[[ Reading passage open ]]
# Thyroid levels have changed and feeling horrible



## Cvchit (Jun 18, 2018)

Hi i am 46 years old. I have had thyroidectomy 23 years back.I have been taking 100 mcg and i have felt fairly good with mild hyper symptoms. Recently i have been feeling too unwell. My gynecologist said i am in Peri menopause and i am not sure if that has caused the thyroid levels to fluctuate.i had hot flashes, anxiety,insomnia and insensitivity to cold and heat as well as mood changes. He brought my levels down to 88 and i still had the same symptoms. I am now at 75. My hot flashes have vanished but i have extreme sleeplessness and also feel jittery and feel very low. My lab work looks ok even though my endo says he would up the dosage as my tsh is at 3.0. Here are my lab numbers

T4 free 1.4 ( range - .8-1.8)
[[ Reading passage closed ]]
### [What you will do]
- a) Please extract everything from "# Thyroid levels" down to "range - .8-1.8)" in the thyroid forum post.
- b) In the thyroid forum post, list each symptom named in the sentence that begins "i had hot flashes".
- c) According to the thyroid forum post, how long ago was the writer's thyroidectomy?
[[ Given records open ]]
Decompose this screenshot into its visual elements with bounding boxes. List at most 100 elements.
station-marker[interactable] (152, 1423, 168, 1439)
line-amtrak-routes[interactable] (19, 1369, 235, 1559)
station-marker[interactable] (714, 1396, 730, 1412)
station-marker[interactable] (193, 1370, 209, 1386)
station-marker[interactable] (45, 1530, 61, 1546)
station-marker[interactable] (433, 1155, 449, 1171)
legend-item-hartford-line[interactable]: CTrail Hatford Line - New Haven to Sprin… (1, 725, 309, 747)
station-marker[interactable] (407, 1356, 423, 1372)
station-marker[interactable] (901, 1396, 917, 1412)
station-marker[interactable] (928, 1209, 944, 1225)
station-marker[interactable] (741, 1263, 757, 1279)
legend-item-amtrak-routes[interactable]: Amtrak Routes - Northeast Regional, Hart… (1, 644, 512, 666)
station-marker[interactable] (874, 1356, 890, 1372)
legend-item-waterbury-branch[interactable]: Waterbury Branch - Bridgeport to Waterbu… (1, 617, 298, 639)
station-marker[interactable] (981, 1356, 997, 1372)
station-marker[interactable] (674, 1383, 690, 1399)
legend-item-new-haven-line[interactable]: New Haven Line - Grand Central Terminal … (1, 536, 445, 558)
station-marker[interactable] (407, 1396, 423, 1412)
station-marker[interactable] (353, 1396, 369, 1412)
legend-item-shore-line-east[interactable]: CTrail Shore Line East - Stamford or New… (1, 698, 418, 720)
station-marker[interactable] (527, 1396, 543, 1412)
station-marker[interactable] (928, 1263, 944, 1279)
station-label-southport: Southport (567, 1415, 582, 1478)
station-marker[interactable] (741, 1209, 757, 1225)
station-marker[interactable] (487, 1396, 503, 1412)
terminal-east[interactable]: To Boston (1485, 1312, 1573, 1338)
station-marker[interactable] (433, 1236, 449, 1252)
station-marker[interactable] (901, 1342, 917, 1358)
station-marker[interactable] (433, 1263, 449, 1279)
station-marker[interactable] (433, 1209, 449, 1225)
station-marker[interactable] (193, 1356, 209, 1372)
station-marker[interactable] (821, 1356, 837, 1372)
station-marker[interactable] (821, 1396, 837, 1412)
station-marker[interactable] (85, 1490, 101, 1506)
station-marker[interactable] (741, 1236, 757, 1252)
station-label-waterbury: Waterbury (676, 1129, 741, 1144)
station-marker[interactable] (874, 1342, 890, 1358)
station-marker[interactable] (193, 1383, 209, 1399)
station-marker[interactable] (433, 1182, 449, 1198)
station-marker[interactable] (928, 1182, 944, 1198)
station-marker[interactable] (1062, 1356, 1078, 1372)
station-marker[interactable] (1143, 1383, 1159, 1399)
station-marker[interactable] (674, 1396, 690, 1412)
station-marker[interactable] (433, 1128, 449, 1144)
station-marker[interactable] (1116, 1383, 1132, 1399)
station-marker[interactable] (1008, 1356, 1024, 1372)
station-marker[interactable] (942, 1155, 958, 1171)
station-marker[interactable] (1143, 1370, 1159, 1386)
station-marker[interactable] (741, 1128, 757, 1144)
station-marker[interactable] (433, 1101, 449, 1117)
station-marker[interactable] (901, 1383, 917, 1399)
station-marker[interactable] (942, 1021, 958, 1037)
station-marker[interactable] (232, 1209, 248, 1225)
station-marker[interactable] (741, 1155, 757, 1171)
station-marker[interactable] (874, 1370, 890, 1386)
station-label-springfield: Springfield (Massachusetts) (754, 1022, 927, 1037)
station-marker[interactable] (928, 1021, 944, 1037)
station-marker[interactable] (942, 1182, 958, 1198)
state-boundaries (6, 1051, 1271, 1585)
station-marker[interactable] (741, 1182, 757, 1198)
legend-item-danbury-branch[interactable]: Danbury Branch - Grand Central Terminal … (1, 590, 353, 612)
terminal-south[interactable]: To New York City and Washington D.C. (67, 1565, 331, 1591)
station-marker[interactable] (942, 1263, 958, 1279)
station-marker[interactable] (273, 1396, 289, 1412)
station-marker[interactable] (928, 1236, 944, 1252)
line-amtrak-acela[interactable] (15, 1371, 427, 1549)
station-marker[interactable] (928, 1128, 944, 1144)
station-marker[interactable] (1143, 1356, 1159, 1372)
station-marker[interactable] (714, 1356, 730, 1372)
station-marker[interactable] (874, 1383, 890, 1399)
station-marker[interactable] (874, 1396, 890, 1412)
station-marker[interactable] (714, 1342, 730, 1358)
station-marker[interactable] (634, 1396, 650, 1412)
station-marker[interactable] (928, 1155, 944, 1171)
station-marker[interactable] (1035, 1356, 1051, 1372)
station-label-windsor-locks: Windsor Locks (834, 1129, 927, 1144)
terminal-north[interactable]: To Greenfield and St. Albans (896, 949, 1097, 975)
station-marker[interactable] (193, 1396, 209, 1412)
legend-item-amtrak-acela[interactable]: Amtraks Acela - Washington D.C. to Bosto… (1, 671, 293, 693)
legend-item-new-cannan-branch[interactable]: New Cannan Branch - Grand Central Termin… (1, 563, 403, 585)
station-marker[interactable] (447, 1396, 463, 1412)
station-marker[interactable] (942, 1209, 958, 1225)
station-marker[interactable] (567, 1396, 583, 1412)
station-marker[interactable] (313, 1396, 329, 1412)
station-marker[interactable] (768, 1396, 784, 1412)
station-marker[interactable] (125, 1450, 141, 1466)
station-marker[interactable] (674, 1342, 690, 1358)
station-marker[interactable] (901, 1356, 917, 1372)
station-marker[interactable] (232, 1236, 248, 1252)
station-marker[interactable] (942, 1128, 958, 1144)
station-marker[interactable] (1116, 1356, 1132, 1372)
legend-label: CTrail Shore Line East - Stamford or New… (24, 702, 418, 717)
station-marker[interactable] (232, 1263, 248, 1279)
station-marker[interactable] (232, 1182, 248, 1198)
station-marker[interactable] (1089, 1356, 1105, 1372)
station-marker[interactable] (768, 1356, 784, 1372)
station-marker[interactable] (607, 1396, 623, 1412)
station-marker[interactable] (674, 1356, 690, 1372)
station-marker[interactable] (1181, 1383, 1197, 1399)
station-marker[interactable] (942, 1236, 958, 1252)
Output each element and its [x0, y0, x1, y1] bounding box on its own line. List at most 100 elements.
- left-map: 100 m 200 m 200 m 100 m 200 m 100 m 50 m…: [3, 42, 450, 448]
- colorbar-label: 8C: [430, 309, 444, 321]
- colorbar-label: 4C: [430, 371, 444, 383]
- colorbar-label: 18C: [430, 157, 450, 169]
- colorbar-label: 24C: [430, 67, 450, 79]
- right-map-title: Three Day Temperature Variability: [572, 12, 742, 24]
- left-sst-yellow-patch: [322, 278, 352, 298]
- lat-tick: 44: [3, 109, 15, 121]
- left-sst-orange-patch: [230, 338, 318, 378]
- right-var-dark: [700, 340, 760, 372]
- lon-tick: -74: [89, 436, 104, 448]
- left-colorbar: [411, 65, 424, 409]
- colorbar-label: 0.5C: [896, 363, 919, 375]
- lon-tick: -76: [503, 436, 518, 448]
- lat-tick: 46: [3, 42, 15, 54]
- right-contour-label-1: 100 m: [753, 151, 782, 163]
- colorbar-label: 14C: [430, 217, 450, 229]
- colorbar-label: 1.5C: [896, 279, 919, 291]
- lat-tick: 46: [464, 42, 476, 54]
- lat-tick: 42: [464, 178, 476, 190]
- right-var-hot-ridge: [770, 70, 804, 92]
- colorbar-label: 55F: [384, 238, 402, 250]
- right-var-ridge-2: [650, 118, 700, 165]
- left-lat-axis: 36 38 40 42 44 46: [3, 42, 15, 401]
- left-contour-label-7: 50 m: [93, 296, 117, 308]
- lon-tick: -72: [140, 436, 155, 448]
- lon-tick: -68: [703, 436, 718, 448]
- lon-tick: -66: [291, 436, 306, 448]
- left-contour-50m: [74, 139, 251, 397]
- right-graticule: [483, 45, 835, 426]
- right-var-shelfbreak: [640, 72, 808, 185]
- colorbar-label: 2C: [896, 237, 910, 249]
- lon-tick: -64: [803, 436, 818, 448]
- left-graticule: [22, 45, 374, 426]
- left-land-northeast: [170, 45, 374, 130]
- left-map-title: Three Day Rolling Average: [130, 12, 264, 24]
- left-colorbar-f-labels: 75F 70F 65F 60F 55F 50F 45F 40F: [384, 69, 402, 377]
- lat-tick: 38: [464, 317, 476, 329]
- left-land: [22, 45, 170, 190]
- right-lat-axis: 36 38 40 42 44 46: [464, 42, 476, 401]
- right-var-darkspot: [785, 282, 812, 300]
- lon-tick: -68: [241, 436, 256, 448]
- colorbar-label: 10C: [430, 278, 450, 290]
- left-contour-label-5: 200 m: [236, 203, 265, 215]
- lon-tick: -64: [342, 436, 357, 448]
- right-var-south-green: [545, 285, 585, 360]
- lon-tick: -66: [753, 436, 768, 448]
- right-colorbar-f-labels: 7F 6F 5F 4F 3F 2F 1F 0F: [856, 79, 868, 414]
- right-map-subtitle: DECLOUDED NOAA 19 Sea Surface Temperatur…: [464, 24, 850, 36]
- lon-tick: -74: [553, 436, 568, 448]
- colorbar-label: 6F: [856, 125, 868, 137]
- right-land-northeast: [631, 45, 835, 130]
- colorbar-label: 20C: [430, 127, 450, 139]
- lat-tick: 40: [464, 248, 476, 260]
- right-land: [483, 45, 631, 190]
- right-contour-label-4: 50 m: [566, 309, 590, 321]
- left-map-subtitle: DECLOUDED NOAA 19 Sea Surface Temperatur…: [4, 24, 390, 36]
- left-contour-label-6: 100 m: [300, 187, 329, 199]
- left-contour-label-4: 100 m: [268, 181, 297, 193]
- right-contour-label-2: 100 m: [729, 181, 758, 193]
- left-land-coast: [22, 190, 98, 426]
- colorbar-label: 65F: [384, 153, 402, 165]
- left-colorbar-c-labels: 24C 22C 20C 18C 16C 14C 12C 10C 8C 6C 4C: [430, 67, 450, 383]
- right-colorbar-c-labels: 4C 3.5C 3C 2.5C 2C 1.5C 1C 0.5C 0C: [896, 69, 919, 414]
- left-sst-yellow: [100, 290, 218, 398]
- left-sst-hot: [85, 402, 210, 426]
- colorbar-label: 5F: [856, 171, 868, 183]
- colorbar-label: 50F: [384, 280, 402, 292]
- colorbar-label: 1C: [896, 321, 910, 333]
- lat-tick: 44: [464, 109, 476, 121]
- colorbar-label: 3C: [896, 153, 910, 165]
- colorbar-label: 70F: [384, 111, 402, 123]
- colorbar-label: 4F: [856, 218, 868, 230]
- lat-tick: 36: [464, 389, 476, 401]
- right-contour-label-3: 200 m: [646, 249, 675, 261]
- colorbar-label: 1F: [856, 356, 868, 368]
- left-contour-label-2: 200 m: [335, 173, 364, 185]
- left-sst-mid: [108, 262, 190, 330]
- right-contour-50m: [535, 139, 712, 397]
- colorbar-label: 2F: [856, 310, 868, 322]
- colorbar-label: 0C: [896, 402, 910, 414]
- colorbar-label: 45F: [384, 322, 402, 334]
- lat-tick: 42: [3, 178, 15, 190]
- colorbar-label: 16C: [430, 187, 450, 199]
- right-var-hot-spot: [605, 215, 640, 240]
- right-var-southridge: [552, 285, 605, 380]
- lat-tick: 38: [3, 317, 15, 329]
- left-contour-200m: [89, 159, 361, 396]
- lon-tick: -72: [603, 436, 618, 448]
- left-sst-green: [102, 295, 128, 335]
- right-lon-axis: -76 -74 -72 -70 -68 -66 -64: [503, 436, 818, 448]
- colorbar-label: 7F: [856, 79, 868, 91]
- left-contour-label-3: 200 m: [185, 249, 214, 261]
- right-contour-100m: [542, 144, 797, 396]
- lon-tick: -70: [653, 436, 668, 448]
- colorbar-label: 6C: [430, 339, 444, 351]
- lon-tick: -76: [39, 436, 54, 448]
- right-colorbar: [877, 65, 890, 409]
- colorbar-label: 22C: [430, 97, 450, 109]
[[ Given records closed ]]
### [Solved tasks]
- a)
# Thyroid levels have changed and feeling horrible



## Cvchit (Jun 18, 2018)

Hi i am 46 years old. I have had thyroidectomy 23 years back.I have been taking 100 mcg and i have felt fairly good with mild hyper symptoms. Recently i have been feeling too unwell. My gynecologist said i am in Peri menopause and i am not sure if that has caused the thyroid levels to fluctuate.i had hot flashes, anxiety,insomnia and insensitivity to cold and heat as well as mood changes. He brought my levels down to 88 and i still had the same symptoms. I am now at 75. My hot flashes have vanished but i have extreme sleeplessness and also feel jittery and feel very low. My lab work looks ok even though my endo says he would up the dosage as my tsh is at 3.0. Here are my lab numbers

T4 free 1.4 ( range - .8-1.8)

- b) Hot flashes, anxiety, insomnia, insensitivity to cold and heat, mood changes

- c) 23 years ago